• [WRITTEN PROBLEM]: Please copy exactly the lines that begin with the one containing "Extract all readable text from this page." and end with the last line of the entries.

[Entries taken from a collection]
--

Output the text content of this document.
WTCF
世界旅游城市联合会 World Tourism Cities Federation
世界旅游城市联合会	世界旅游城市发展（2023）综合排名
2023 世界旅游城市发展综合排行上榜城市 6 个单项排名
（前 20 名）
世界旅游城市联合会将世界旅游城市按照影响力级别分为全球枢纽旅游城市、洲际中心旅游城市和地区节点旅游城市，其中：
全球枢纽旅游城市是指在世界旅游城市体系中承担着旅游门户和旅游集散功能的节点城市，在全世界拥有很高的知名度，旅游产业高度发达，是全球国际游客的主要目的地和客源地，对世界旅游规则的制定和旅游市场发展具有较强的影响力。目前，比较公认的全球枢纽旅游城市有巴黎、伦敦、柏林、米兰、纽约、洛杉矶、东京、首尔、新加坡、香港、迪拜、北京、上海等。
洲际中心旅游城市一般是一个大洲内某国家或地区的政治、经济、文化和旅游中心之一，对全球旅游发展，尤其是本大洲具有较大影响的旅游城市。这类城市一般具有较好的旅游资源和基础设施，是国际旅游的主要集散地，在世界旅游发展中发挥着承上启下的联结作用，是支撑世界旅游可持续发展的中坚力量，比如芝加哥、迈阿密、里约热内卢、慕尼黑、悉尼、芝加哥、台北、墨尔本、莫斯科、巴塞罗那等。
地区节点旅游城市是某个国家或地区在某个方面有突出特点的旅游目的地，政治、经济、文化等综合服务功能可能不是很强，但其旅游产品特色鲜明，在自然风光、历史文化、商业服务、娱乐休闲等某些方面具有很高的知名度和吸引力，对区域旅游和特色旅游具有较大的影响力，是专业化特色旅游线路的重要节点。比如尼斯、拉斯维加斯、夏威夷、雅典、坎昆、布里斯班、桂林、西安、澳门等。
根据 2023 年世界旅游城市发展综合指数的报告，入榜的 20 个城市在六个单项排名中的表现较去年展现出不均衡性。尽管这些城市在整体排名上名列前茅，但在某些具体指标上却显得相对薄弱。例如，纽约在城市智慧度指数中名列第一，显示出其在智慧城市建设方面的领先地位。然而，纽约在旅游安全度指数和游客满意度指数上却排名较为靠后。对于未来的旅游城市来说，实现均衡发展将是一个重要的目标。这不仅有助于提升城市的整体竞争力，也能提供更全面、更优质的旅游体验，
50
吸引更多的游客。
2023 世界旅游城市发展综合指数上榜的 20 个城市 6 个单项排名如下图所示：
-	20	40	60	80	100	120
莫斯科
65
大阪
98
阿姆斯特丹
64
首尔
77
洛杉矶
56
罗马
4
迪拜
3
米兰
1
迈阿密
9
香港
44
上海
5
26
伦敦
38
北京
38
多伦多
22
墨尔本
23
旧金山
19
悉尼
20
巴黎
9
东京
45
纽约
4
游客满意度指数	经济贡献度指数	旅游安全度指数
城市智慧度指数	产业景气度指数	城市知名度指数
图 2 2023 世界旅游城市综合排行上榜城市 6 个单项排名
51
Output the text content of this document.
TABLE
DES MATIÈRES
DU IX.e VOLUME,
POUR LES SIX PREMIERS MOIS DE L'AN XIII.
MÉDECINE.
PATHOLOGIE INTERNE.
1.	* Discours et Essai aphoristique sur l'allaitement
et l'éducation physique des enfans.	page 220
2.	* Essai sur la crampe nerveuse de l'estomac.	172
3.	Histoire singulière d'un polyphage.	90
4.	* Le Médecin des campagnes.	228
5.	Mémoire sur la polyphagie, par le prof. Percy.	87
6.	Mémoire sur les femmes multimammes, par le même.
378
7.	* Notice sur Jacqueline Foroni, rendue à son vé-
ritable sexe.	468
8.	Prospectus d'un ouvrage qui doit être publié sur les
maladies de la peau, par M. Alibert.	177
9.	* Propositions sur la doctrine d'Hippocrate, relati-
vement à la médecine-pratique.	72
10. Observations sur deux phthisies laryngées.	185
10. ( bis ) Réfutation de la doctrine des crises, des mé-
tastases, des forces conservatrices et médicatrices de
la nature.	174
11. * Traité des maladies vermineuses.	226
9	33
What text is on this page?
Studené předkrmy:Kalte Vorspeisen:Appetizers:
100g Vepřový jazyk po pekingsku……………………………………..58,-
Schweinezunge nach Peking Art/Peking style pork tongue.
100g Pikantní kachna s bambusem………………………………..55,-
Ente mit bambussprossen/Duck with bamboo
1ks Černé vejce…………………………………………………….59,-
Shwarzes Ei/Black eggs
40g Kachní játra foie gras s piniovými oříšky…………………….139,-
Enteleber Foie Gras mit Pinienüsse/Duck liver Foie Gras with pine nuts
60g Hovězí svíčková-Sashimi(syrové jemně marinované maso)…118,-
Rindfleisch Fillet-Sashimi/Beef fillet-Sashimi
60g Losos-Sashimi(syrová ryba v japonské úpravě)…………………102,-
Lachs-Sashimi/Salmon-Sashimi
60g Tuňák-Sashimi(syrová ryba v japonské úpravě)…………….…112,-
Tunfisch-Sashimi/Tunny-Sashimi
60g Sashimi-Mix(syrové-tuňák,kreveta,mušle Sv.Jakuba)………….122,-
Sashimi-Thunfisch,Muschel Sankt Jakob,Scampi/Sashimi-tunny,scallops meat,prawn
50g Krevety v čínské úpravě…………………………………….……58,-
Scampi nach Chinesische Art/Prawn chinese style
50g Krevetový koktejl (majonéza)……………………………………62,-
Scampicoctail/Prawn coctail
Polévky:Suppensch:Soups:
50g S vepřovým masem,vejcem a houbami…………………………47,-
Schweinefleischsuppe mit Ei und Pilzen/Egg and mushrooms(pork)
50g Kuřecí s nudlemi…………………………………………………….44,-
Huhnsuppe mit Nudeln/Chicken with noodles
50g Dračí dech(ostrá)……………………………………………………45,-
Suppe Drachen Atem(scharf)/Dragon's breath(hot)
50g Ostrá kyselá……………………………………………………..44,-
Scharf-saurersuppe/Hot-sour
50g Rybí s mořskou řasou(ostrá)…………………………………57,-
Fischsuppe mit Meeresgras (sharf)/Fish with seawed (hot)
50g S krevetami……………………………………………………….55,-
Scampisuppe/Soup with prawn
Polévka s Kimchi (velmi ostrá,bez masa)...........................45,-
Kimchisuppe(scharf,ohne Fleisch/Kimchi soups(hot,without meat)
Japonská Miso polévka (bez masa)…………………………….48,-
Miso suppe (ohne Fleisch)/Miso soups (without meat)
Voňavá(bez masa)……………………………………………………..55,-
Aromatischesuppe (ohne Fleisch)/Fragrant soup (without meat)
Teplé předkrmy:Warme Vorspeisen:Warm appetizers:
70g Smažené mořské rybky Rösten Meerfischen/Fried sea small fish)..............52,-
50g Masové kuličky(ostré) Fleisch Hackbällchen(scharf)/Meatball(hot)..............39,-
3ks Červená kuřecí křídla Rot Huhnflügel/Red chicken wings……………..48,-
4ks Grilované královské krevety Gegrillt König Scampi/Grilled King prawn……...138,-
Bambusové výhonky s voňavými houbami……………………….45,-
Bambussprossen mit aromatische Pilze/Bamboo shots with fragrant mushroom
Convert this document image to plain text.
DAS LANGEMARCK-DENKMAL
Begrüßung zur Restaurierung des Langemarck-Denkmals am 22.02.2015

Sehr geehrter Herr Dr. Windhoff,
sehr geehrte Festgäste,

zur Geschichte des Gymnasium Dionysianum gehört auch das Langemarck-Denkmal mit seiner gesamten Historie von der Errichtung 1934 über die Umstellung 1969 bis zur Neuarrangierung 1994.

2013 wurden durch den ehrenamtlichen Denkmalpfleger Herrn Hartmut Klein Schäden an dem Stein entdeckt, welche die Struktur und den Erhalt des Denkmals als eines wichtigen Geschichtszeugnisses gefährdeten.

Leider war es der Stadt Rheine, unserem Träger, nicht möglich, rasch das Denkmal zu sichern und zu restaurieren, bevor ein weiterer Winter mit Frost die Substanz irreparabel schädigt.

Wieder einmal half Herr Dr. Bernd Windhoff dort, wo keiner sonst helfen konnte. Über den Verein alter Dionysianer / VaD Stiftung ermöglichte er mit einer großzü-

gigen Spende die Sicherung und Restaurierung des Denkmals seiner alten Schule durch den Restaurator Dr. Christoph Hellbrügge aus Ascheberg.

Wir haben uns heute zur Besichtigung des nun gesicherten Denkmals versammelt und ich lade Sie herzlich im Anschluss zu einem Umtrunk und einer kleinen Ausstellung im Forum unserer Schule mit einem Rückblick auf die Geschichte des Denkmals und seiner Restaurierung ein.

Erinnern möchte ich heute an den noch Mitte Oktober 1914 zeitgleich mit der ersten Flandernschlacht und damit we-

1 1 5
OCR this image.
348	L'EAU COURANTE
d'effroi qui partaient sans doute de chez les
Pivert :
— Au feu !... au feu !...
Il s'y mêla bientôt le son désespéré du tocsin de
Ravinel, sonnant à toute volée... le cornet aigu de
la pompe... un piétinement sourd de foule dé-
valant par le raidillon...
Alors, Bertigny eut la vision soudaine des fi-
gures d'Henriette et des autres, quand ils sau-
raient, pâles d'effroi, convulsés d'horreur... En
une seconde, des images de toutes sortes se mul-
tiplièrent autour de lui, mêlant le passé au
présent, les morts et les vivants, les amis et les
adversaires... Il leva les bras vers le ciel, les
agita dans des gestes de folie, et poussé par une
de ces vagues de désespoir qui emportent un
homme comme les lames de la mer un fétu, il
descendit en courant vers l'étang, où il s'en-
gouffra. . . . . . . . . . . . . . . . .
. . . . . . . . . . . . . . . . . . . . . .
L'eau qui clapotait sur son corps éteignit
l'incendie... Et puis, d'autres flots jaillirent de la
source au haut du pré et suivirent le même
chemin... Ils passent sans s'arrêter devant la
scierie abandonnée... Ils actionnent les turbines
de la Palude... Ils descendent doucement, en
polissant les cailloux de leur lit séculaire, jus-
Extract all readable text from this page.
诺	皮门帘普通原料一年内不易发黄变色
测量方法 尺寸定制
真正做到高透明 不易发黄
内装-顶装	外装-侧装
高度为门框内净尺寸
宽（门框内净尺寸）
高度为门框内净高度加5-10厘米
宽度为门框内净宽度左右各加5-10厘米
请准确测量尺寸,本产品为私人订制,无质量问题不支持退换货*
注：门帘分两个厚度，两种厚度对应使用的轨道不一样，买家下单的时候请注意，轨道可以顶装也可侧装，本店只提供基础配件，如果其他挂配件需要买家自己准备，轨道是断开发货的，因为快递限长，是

--

• [ANSWER TO THE PROBLEM]:
Extract all readable text from this page.
诺	皮门帘普通原料一年内不易发黄变色
测量方法 尺寸定制
真正做到高透明 不易发黄
内装-顶装	外装-侧装
高度为门框内净尺寸
宽（门框内净尺寸）
高度为门框内净高度加5-10厘米
宽度为门框内净宽度左右各加5-10厘米
请准确测量尺寸,本产品为私人订制,无质量问题不支持退换货*
注：门帘分两个厚度，两种厚度对应使用的轨道不一样，买家下单的时候请注意，轨道可以顶装也可侧装，本店只提供基础配件，如果其他挂配件需要买家自己准备，轨道是断开发货的，因为快递限长，是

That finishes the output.